• EXERCISE GOAL
Continue the forum discussion of photography book recommendations, starting right after its last sentence.

• DOCUMENT EXCERPT
::::::::
You can't go wrong with any of the major W. Eugene Smith monographs. If you can find it, check out Saul Leiter's "Early Color." Take a look at the Vivian Maier book. Anything by Helen Levitt, and/or any of the FSA photographers.
I'll try to come up with this others, but this should hold you for a while.rofl
"He not busy being born is busy dying." Bob Dylan
"The more ambiguous the photograph is, the better it is..." Leonard Freed
Expensive! But, I suppose I will get what I pay for. I think I'll start with The Jazz Loft, as I can download that and begin reading it on my Mac, and Driftless, which I think I'll find inspiring.
Frazier is also a member of the FSA-esque group project: Facing Change: Documenting America that is well worth a look (website, not a book, yet)
If you can find a copy (University Library?) I highly recommend Jonas Bendiksen's book Satellites from his seven-year journey through former Soviet Republics. I wish I could afford a copy. Bendiksen is also a fairly young photographer and member of Magnum.
And I am also such a huge fan of Larry Towell, a sharecropping farmer from Ontario who has focused most famously on Mennonites in Ontario and Mexico but also the war in El Salvador, Palestinian conflict and other areas with an underlying theme of landless people. However, I would recommend his most recent book, The World from My Front Porch, which is an inspiration to me and proves you don't have to travel the world to be a great photographer. Towel is a member of Magnum.
::::::::
• Stored data entries
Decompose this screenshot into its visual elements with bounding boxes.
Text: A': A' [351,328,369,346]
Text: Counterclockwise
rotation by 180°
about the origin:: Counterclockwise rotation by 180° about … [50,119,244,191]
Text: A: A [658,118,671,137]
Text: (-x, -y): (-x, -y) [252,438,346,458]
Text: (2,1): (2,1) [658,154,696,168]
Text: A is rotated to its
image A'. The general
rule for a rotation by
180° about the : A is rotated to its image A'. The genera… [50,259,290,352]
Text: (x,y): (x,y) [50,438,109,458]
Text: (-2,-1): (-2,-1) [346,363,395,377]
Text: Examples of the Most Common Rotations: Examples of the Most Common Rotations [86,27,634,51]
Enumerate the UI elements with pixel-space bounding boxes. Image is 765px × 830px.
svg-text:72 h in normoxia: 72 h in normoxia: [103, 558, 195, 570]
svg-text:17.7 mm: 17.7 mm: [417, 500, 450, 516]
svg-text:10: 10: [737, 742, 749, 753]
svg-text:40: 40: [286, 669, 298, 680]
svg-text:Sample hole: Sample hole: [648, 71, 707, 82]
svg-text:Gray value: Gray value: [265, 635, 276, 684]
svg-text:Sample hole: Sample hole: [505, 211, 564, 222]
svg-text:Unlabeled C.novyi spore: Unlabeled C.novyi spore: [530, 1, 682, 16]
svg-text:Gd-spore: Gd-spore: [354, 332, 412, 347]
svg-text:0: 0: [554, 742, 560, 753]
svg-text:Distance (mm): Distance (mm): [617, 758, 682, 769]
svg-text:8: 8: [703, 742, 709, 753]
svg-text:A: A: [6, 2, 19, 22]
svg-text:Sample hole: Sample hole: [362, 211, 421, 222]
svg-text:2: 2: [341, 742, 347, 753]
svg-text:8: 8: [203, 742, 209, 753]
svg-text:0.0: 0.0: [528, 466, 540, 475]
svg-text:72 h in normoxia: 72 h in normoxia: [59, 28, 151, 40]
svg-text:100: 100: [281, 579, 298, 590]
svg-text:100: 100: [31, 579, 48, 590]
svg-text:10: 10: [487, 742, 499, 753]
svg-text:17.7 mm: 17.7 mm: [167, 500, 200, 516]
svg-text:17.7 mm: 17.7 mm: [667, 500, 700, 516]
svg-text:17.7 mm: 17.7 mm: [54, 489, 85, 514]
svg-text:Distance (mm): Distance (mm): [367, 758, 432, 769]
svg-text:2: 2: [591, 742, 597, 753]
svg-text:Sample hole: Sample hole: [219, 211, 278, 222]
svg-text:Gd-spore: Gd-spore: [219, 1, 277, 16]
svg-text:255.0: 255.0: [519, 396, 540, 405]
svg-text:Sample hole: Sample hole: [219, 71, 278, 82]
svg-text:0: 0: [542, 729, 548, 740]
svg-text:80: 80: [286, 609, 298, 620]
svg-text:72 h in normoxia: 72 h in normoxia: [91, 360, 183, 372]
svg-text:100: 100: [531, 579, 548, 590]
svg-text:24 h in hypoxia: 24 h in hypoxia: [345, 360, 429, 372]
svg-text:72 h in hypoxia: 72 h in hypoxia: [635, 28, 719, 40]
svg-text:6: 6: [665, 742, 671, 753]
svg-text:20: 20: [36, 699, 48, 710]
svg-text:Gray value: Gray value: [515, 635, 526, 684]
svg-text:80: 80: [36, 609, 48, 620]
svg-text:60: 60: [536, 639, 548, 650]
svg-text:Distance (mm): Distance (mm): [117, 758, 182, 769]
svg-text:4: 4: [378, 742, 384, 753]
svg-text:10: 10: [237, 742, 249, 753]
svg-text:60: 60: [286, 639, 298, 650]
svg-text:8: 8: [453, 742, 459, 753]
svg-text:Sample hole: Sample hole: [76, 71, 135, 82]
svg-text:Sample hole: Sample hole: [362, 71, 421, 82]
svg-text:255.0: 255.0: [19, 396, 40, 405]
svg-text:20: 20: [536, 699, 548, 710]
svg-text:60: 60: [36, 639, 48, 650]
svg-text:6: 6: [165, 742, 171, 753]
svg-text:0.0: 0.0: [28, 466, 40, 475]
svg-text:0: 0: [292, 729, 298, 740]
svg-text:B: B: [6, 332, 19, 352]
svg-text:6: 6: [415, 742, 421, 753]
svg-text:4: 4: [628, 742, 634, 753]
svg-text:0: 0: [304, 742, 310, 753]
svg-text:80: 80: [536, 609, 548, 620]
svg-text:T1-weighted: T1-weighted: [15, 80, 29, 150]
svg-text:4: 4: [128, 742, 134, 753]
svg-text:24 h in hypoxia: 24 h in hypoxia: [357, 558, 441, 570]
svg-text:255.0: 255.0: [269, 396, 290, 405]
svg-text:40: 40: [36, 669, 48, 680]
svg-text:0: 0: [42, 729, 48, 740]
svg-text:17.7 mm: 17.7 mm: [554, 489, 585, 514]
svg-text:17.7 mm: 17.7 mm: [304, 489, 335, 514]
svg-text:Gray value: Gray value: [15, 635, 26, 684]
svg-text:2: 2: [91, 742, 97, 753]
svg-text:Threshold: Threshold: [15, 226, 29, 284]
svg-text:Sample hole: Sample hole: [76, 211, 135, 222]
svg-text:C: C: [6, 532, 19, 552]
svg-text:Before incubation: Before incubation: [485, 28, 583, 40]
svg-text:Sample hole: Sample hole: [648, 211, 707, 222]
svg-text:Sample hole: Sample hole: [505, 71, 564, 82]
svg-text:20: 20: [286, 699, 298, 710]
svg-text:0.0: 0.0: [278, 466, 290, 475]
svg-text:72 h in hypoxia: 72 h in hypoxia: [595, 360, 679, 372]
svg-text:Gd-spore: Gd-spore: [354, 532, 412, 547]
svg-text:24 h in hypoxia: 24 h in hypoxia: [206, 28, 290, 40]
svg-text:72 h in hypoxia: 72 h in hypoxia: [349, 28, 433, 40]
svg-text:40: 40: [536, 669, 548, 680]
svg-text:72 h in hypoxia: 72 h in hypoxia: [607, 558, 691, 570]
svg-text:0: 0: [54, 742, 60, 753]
::::::::
• TASK ANSWER
Josef Koudelka, Gypsies. Published in the 70's and recently rereleased with additional photos there is no better place to begin with one of the greatest photographers of the century. That he himself became a man without a country following the Soviet occupation of his native city Prague only adds to the poignancy of his work.The gypsies often felt sorry for him, saying he was more poor than they were, as he slept on thee ground under the stars and they rested in their wagons. Koudelka is also a member of Magnum.
And one more most people probably won't get. Alec Soth's 8x10 camera work straddles the line between contemporary fine art photography and editorial/documentary work. His first two books, Sleeping by the Mississippi, and, Niagra, are recommended if only to challenge assumptions about documentary photography. Soth is a member of Magnum and his initial acceptance was not without controversey.
All excellent suggestions. And, btw, some of the Sattelite project is in Magnum Contact Sheets.
"He not busy being born is busy dying." Bob Dylan
"The more ambiguous the photograph is, the better it is..." Leonard Freed
BD, have you seen the work of LUCEO, a small photo collective? All young, and all quite, quite good going well beyond traditional newspaper work. I liked James Estrin's piece on NYT' Lens Blog titled, If photojournalism is dead, what's LUCEO?
If you can get 3 more books, get one of each on Smith, Henri Cartier Bresson, and Salgado. I am partial to Pittsburgh project, any of HCB, and Migrations. Those 3 are my "heroes."
If you like humor, get Sematko. Or Erwitt's dogs.
If you like grits, get Richards. If you like war photos, well, there's Nachtwey.
As for blogs, I like Andrew exactly for what Seastack say. There are lots of lousy street photog blog out there. Look at their photos. If they suck, then move on...
// richard <http://www.richardmanphoto.com>
richardmanphoto on Facebook and Instagram
And of course, get it. It's actually a harder book to "get" than Smith/HCB/Salgado, but an absolute gem once you "get" it.